╔══

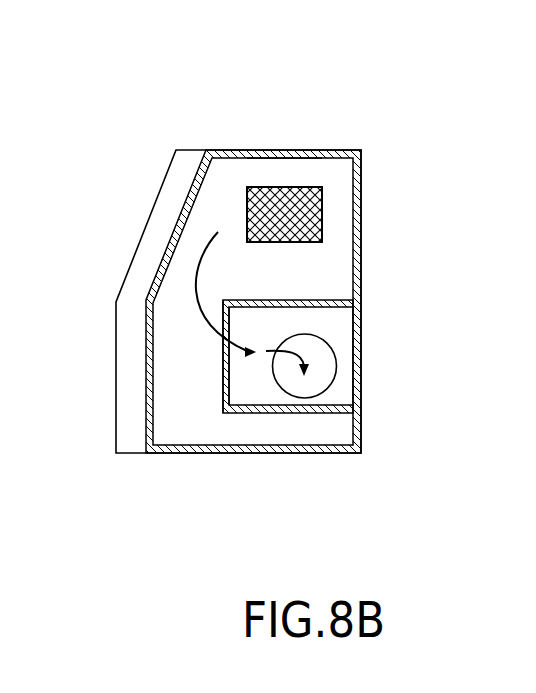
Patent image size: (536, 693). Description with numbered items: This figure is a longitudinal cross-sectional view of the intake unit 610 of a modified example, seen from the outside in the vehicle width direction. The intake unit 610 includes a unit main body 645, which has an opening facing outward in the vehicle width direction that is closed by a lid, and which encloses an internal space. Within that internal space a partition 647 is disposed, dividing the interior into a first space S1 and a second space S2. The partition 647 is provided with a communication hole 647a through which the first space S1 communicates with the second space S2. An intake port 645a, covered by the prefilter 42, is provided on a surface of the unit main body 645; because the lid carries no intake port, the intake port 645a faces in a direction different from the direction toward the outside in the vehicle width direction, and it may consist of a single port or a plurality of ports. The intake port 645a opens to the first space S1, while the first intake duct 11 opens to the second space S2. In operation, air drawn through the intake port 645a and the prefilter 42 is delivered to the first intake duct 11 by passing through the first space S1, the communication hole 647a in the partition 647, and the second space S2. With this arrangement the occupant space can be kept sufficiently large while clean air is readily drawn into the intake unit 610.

The intake unit 610 is at (119, 135).
The unit main body 645 is at (361, 203).
The intake port 645a is at (300, 187).
The prefilter 42 is at (259, 187).
The partition 647 is at (283, 413).
The communication hole 647a is at (222, 373).
The first space S1 is at (177, 352).
The second space S2 is at (333, 320).
The first intake duct 11 is at (336, 372).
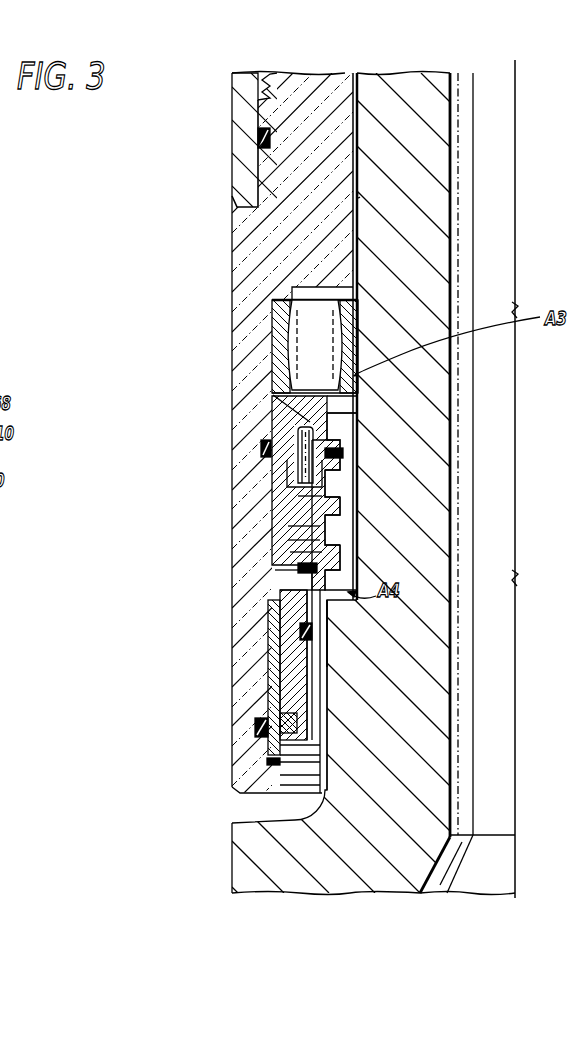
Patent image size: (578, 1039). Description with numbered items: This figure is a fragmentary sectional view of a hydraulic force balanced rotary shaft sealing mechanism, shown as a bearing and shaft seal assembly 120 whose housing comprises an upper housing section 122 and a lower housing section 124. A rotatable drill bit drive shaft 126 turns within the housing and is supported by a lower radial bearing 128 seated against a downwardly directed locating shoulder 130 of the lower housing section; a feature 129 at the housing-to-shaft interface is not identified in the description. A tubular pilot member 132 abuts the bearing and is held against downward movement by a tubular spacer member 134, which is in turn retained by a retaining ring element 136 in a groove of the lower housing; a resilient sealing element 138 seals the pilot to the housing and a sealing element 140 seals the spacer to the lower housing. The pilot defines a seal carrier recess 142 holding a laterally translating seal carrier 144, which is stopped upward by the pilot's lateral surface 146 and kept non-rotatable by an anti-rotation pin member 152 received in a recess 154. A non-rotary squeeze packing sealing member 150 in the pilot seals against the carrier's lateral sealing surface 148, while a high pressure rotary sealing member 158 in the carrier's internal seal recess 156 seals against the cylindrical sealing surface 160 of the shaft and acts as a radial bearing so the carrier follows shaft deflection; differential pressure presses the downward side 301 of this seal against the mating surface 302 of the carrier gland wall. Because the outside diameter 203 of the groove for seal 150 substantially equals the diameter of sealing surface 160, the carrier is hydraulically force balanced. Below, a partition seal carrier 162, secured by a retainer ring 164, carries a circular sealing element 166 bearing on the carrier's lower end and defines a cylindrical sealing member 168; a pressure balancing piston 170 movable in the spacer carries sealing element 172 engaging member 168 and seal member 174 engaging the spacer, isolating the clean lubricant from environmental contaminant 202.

The valve assembly 120 is at (166, 138).
The upper housing section 122 is at (240, 103).
The lower housing section 124 is at (255, 235).
The rotatable drill bit drive shaft 126 is at (425, 110).
The interface line 129 is at (360, 197).
The lower radial bearing 128 is at (272, 337).
The locating shoulder 130 is at (272, 308).
The outside diameter of seal groove 203 is at (282, 390).
The pilot member 132 is at (272, 414).
The squeeze packing type sealing member 150 is at (347, 412).
The resilient sealing element 138 is at (261, 447).
The anti-rotation pin member 152 is at (298, 470).
The recess 154 is at (300, 496).
The mating surface of seal carrier gland wall 302 is at (290, 526).
The downward side of rotary seal 301 is at (290, 540).
The laterally translating seal carrier 144 is at (300, 550).
The passage 202 is at (290, 570).
The partition seal carrier 162 is at (300, 568).
The lateral sealing surface 148 is at (345, 450).
The lateral surface 146 is at (330, 472).
The seal carrier recess 142 is at (330, 498).
The internal seal recess 156 is at (330, 518).
The high pressure rotary sealing member 158 is at (335, 548).
The circular sealing element 166 is at (330, 577).
The cylindrical sealing member 168 is at (330, 600).
The retainer ring 164 is at (296, 603).
The tubular spacer member 134 is at (272, 637).
The retaining ring element 136 is at (235, 783).
The squeeze packing sealing element 172 is at (300, 640).
The pressure balancing piston 170 is at (293, 690).
The squeeze packing seal member 174 is at (258, 718).
The circular squeeze packing sealing element 140 is at (267, 737).
The cylindrical sealing surface 160 is at (320, 697).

╚══

### REQUIRED TASK
Turn every line of the entries above into a Markdown table with two columns, Row and Line, numbering the rows in order. Skip blank lines and leave out the pictures.

### FULL SOLUTION
| Row | Line |
|---|---|
| 1 | Patent image size: (536, 693). Description with numbered items: This figure is a longitudinal cross-sectional view of the intake unit 610 of a modified example, seen from the outside in the vehicle width direction. The intake unit 610 includes a unit main body 645, which has an opening facing outward in the vehicle width direction that is closed by a lid, and which encloses an internal space. Within that internal space a partition 647 is disposed, dividing the interior into a first space S1 and a second space S2. The partition 647 is provided with a communication hole 647a through which the first space S1 communicates with the second space S2. An intake port 645a, covered by the prefilter 42, is provided on a surface of the unit main body 645; because the lid carries no intake port, the intake port 645a faces in a direction different from the direction toward the outside in the vehicle width direction, and it may consist of a single port or a plurality of ports. The intake port 645a opens to the first space S1, while the first intake duct 11 opens to the second space S2. In operation, air drawn through the intake port 645a and the prefilter 42 is delivered to the first intake duct 11 by passing through the first space S1, the communication hole 647a in the partition 647, and the second space S2. With this arrangement the occupant space can be kept sufficiently large while clean air is readily drawn into the intake unit 610. |
| 2 | The intake unit 610 is at (119, 135). |
| 3 | The unit main body 645 is at (361, 203). |
| 4 | The intake port 645a is at (300, 187). |
| 5 | The prefilter 42 is at (259, 187). |
| 6 | The partition 647 is at (283, 413). |
| 7 | The communication hole 647a is at (222, 373). |
| 8 | The first space S1 is at (177, 352). |
| 9 | The second space S2 is at (333, 320). |
| 10 | The first intake duct 11 is at (336, 372). |
| 11 | Patent image size: (578, 1039). Description with numbered items: This figure is a fragmentary sectional view of a hydraulic force balanced rotary shaft sealing mechanism, shown as a bearing and shaft seal assembly 120 whose housing comprises an upper housing section 122 and a lower housing section 124. A rotatable drill bit drive shaft 126 turns within the housing and is supported by a lower radial bearing 128 seated against a downwardly directed locating shoulder 130 of the lower housing section; a feature 129 at the housing-to-shaft interface is not identified in the description. A tubular pilot member 132 abuts the bearing and is held against downward movement by a tubular spacer member 134, which is in turn retained by a retaining ring element 136 in a groove of the lower housing; a resilient sealing element 138 seals the pilot to the housing and a sealing element 140 seals the spacer to the lower housing. The pilot defines a seal carrier recess 142 holding a laterally translating seal carrier 144, which is stopped upward by the pilot's lateral surface 146 and kept non-rotatable by an anti-rotation pin member 152 received in a recess 154. A non-rotary squeeze packing sealing member 150 in the pilot seals against the carrier's lateral sealing surface 148, while a high pressure rotary sealing member 158 in the carrier's internal seal recess 156 seals against the cylindrical sealing surface 160 of the shaft and acts as a radial bearing so the carrier follows shaft deflection; differential pressure presses the downward side 301 of this seal against the mating surface 302 of the carrier gland wall. Because the outside diameter 203 of the groove for seal 150 substantially equals the diameter of sealing surface 160, the carrier is hydraulically force balanced. Below, a partition seal carrier 162, secured by a retainer ring 164, carries a circular sealing element 166 bearing on the carrier's lower end and defines a cylindrical sealing member 168; a pressure balancing piston 170 movable in the spacer carries sealing element 172 engaging member 168 and seal member 174 engaging the spacer, isolating the clean lubricant from environmental contaminant 202. |
| 12 | The valve assembly 120 is at (166, 138). |
| 13 | The upper housing section 122 is at (240, 103). |
| 14 | The lower housing section 124 is at (255, 235). |
| 15 | The rotatable drill bit drive shaft 126 is at (425, 110). |
| 16 | The interface line 129 is at (360, 197). |
| 17 | The lower radial bearing 128 is at (272, 337). |
| 18 | The locating shoulder 130 is at (272, 308). |
| 19 | The outside diameter of seal groove 203 is at (282, 390). |
| 20 | The pilot member 132 is at (272, 414). |
| 21 | The squeeze packing type sealing member 150 is at (347, 412). |
| 22 | The resilient sealing element 138 is at (261, 447). |
| 23 | The anti-rotation pin member 152 is at (298, 470). |
| 24 | The recess 154 is at (300, 496). |
| 25 | The mating surface of seal carrier gland wall 302 is at (290, 526). |
| 26 | The downward side of rotary seal 301 is at (290, 540). |
| 27 | The laterally translating seal carrier 144 is at (300, 550). |
| 28 | The passage 202 is at (290, 570). |
| 29 | The partition seal carrier 162 is at (300, 568). |
| 30 | The lateral sealing surface 148 is at (345, 450). |
| 31 | The lateral surface 146 is at (330, 472). |
| 32 | The seal carrier recess 142 is at (330, 498). |
| 33 | The internal seal recess 156 is at (330, 518). |
| 34 | The high pressure rotary sealing member 158 is at (335, 548). |
| 35 | The circular sealing element 166 is at (330, 577). |
| 36 | The cylindrical sealing member 168 is at (330, 600). |
| 37 | The retainer ring 164 is at (296, 603). |
| 38 | The tubular spacer member 134 is at (272, 637). |
| 39 | The retaining ring element 136 is at (235, 783). |
| 40 | The squeeze packing sealing element 172 is at (300, 640). |
| 41 | The pressure balancing piston 170 is at (293, 690). |
| 42 | The squeeze packing seal member 174 is at (258, 718). |
| 43 | The circular squeeze packing sealing element 140 is at (267, 737). |
| 44 | The cylindrical sealing surface 160 is at (320, 697). |